** SHORT EXERCISE **
Copy each line in the data that includes the word "діяльності".

** STORED RECORDS **
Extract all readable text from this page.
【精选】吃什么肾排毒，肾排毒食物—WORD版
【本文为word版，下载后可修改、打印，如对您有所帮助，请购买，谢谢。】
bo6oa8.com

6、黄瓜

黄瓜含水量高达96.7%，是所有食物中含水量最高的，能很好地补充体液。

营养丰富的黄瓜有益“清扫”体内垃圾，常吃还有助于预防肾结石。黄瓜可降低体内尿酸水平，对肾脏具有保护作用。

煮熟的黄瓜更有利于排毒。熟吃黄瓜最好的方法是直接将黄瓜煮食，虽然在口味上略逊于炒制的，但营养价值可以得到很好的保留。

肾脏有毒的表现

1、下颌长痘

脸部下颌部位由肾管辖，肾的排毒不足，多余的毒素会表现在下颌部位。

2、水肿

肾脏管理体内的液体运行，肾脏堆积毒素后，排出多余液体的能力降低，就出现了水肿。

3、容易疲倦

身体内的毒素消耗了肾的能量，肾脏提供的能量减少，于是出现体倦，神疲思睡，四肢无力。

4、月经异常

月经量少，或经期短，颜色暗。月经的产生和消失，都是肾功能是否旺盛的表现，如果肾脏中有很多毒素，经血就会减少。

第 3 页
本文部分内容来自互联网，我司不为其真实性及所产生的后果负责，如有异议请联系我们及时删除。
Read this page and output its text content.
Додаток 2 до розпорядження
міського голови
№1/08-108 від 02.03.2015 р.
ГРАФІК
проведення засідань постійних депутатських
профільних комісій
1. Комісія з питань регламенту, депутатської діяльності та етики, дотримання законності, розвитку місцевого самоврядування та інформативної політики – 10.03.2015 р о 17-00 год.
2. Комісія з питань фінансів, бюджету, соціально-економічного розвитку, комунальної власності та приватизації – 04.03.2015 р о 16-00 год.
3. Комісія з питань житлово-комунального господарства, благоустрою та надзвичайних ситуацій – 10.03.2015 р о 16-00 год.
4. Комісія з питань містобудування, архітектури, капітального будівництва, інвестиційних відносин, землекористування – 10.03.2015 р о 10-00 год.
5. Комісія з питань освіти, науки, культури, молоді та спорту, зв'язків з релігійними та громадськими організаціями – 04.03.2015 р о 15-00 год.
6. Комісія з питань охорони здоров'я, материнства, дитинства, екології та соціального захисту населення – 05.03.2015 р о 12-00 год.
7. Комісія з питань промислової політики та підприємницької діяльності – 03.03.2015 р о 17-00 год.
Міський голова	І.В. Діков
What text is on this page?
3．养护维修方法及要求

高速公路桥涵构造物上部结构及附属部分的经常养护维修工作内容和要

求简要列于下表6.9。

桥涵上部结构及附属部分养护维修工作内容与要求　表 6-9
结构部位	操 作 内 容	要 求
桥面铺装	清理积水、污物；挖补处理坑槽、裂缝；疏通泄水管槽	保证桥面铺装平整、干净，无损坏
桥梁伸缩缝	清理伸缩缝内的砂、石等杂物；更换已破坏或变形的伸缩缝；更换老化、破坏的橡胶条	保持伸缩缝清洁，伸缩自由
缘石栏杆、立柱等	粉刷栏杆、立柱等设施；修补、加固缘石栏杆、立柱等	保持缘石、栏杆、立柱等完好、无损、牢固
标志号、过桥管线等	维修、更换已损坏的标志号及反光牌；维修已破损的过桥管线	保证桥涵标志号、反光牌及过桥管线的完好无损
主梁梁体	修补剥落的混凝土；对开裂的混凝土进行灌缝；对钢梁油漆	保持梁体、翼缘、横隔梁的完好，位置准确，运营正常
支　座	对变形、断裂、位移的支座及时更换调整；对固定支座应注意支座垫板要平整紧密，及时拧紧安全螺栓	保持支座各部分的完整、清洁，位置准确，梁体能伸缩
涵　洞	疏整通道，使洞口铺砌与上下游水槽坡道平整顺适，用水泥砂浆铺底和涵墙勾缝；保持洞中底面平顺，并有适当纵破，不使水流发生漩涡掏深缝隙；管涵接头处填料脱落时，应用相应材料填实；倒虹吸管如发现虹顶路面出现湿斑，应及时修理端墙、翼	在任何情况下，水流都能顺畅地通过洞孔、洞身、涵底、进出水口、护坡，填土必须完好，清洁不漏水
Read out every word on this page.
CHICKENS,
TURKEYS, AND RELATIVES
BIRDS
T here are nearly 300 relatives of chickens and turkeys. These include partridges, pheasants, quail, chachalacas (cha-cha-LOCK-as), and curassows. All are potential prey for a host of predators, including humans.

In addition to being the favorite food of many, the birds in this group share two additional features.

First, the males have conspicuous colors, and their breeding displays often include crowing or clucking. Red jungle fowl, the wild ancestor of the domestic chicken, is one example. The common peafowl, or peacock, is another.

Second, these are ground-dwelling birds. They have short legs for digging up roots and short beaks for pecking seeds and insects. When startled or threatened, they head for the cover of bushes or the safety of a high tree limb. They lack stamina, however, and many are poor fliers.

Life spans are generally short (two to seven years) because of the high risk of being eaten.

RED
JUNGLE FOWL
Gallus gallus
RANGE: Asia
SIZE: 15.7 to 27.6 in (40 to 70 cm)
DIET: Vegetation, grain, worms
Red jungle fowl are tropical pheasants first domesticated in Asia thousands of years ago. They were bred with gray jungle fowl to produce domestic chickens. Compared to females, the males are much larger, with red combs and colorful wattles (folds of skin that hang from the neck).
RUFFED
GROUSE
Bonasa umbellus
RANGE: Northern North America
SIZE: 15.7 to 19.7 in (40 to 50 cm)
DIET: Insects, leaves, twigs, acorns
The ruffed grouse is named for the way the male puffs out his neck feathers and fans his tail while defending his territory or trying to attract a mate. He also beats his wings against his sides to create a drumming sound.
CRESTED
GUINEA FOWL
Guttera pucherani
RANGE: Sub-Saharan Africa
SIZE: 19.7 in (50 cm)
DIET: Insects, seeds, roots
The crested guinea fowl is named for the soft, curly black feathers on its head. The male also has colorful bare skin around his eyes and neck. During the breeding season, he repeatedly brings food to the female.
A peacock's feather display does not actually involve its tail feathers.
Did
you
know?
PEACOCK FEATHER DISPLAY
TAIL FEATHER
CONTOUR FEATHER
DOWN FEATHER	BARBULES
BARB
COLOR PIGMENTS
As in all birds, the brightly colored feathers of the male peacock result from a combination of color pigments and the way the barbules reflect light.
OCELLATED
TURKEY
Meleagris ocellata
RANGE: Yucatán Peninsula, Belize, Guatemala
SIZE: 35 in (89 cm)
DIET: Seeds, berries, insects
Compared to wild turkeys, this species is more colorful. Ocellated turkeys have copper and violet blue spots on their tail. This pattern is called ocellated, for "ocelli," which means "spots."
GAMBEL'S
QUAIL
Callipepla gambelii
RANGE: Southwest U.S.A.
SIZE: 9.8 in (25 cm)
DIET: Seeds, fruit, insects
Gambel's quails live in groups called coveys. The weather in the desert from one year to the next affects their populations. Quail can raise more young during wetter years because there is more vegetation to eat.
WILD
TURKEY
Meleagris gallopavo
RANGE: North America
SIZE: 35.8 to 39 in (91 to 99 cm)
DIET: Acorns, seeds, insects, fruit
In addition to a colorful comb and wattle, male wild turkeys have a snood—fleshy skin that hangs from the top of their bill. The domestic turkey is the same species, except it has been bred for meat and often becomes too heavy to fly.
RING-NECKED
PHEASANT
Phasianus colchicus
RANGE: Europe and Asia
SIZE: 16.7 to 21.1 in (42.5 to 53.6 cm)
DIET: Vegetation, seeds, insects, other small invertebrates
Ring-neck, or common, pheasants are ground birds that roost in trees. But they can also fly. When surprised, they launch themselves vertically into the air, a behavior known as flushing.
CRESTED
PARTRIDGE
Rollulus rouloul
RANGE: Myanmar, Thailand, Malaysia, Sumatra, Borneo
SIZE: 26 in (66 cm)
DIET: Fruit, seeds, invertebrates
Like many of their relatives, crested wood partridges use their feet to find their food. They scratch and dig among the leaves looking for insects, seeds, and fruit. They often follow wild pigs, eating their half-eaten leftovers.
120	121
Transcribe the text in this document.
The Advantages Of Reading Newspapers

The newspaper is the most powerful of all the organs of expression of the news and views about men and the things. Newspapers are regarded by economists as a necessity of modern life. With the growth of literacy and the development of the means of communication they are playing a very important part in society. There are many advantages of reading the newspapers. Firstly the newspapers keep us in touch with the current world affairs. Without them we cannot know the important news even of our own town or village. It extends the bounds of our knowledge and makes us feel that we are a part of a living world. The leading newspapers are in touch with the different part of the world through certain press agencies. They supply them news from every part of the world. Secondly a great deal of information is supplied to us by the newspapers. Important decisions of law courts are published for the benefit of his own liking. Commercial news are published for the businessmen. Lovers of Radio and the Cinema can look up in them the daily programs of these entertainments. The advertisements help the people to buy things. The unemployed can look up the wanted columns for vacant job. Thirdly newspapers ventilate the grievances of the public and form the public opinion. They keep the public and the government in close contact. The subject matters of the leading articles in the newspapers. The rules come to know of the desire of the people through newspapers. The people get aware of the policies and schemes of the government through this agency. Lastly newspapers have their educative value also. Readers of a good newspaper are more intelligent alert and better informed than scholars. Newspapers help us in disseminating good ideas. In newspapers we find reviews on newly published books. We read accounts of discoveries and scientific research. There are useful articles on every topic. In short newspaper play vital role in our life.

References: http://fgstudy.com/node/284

** EXERCISE RESPONSE **
1. Комісія з питань регламенту, депутатської діяльності та етики, дотримання законності, розвитку місцевого самоврядування та інформативної політики – 10.03.2015 р о 17-00 год.
7. Комісія з питань промислової політики та підприємницької діяльності – 03.03.2015 р о 17-00 год.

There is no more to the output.